Task goal: Give the entries again exactly, every one of them.

Record excerpts:
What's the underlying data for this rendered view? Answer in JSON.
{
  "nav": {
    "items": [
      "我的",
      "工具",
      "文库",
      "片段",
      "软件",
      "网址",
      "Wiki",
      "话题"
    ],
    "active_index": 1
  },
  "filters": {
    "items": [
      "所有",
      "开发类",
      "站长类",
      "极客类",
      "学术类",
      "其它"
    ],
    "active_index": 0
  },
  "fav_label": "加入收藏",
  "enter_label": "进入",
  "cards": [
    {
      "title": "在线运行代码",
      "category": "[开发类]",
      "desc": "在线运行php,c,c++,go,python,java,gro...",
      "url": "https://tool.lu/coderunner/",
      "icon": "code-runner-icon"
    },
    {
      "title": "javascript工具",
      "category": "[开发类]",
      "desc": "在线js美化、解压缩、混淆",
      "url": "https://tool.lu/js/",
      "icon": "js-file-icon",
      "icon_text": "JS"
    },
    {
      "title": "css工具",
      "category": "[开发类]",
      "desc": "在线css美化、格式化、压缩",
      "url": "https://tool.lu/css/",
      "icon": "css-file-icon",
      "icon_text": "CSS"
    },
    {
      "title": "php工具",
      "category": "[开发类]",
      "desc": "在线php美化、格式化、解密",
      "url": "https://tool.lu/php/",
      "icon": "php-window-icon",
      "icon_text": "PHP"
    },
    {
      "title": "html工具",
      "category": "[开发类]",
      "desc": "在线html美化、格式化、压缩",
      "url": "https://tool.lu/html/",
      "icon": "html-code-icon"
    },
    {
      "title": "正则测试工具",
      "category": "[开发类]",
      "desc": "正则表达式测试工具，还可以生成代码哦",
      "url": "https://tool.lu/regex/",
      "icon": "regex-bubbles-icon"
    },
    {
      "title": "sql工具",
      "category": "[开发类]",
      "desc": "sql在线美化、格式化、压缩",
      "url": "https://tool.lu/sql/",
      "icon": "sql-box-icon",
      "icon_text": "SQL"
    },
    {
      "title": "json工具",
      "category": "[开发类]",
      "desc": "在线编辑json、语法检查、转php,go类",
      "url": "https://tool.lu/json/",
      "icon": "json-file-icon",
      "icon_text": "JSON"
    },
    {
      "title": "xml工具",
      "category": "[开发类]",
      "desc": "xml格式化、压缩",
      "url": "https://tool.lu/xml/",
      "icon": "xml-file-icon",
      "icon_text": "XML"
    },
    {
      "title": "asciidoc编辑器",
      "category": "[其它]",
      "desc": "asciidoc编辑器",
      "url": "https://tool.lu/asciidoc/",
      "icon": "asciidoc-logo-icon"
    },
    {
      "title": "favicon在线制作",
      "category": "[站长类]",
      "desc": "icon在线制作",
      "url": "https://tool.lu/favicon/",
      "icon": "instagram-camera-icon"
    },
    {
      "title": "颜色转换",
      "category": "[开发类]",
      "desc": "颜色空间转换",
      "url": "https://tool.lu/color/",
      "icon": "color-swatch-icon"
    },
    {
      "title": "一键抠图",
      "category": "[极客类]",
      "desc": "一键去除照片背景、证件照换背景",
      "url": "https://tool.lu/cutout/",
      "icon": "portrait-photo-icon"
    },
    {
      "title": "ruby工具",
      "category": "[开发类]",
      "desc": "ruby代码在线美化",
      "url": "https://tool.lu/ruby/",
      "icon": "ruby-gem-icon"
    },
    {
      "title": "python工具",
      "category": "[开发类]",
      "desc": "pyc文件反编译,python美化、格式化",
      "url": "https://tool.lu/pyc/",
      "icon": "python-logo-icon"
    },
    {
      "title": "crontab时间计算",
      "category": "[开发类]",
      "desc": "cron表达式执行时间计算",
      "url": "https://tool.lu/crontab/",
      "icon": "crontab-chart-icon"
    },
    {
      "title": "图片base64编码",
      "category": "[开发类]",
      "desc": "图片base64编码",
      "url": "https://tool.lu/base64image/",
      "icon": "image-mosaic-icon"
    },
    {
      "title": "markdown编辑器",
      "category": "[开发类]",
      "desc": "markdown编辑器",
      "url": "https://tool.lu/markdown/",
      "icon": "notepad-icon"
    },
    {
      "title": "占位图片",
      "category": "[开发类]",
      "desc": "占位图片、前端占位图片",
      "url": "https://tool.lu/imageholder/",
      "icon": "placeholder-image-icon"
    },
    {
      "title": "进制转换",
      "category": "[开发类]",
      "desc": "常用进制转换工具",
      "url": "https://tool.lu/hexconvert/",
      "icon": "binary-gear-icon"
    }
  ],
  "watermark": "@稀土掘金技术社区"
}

Problem solution:
What's the underlying data for this rendered view? Answer in JSON.
{
  "nav": {
    "items": [
      "我的",
      "工具",
      "文库",
      "片段",
      "软件",
      "网址",
      "Wiki",
      "话题"
    ],
    "active_index": 1
  },
  "filters": {
    "items": [
      "所有",
      "开发类",
      "站长类",
      "极客类",
      "学术类",
      "其它"
    ],
    "active_index": 0
  },
  "fav_label": "加入收藏",
  "enter_label": "进入",
  "cards": [
    {
      "title": "在线运行代码",
      "category": "[开发类]",
      "desc": "在线运行php,c,c++,go,python,java,gro...",
      "url": "https://tool.lu/coderunner/",
      "icon": "code-runner-icon"
    },
    {
      "title": "javascript工具",
      "category": "[开发类]",
      "desc": "在线js美化、解压缩、混淆",
      "url": "https://tool.lu/js/",
      "icon": "js-file-icon",
      "icon_text": "JS"
    },
    {
      "title": "css工具",
      "category": "[开发类]",
      "desc": "在线css美化、格式化、压缩",
      "url": "https://tool.lu/css/",
      "icon": "css-file-icon",
      "icon_text": "CSS"
    },
    {
      "title": "php工具",
      "category": "[开发类]",
      "desc": "在线php美化、格式化、解密",
      "url": "https://tool.lu/php/",
      "icon": "php-window-icon",
      "icon_text": "PHP"
    },
    {
      "title": "html工具",
      "category": "[开发类]",
      "desc": "在线html美化、格式化、压缩",
      "url": "https://tool.lu/html/",
      "icon": "html-code-icon"
    },
    {
      "title": "正则测试工具",
      "category": "[开发类]",
      "desc": "正则表达式测试工具，还可以生成代码哦",
      "url": "https://tool.lu/regex/",
      "icon": "regex-bubbles-icon"
    },
    {
      "title": "sql工具",
      "category": "[开发类]",
      "desc": "sql在线美化、格式化、压缩",
      "url": "https://tool.lu/sql/",
      "icon": "sql-box-icon",
      "icon_text": "SQL"
    },
    {
      "title": "json工具",
      "category": "[开发类]",
      "desc": "在线编辑json、语法检查、转php,go类",
      "url": "https://tool.lu/json/",
      "icon": "json-file-icon",
      "icon_text": "JSON"
    },
    {
      "title": "xml工具",
      "category": "[开发类]",
      "desc": "xml格式化、压缩",
      "url": "https://tool.lu/xml/",
      "icon": "xml-file-icon",
      "icon_text": "XML"
    },
    {
      "title": "asciidoc编辑器",
      "category": "[其它]",
      "desc": "asciidoc编辑器",
      "url": "https://tool.lu/asciidoc/",
      "icon": "asciidoc-logo-icon"
    },
    {
      "title": "favicon在线制作",
      "category": "[站长类]",
      "desc": "icon在线制作",
      "url": "https://tool.lu/favicon/",
      "icon": "instagram-camera-icon"
    },
    {
      "title": "颜色转换",
      "category": "[开发类]",
      "desc": "颜色空间转换",
      "url": "https://tool.lu/color/",
      "icon": "color-swatch-icon"
    },
    {
      "title": "一键抠图",
      "category": "[极客类]",
      "desc": "一键去除照片背景、证件照换背景",
      "url": "https://tool.lu/cutout/",
      "icon": "portrait-photo-icon"
    },
    {
      "title": "ruby工具",
      "category": "[开发类]",
      "desc": "ruby代码在线美化",
      "url": "https://tool.lu/ruby/",
      "icon": "ruby-gem-icon"
    },
    {
      "title": "python工具",
      "category": "[开发类]",
      "desc": "pyc文件反编译,python美化、格式化",
      "url": "https://tool.lu/pyc/",
      "icon": "python-logo-icon"
    },
    {
      "title": "crontab时间计算",
      "category": "[开发类]",
      "desc": "cron表达式执行时间计算",
      "url": "https://tool.lu/crontab/",
      "icon": "crontab-chart-icon"
    },
    {
      "title": "图片base64编码",
      "category": "[开发类]",
      "desc": "图片base64编码",
      "url": "https://tool.lu/base64image/",
      "icon": "image-mosaic-icon"
    },
    {
      "title": "markdown编辑器",
      "category": "[开发类]",
      "desc": "markdown编辑器",
      "url": "https://tool.lu/markdown/",
      "icon": "notepad-icon"
    },
    {
      "title": "占位图片",
      "category": "[开发类]",
      "desc": "占位图片、前端占位图片",
      "url": "https://tool.lu/imageholder/",
      "icon": "placeholder-image-icon"
    },
    {
      "title": "进制转换",
      "category": "[开发类]",
      "desc": "常用进制转换工具",
      "url": "https://tool.lu/hexconvert/",
      "icon": "binary-gear-icon"
    }
  ],
  "watermark": "@稀土掘金技术社区"
}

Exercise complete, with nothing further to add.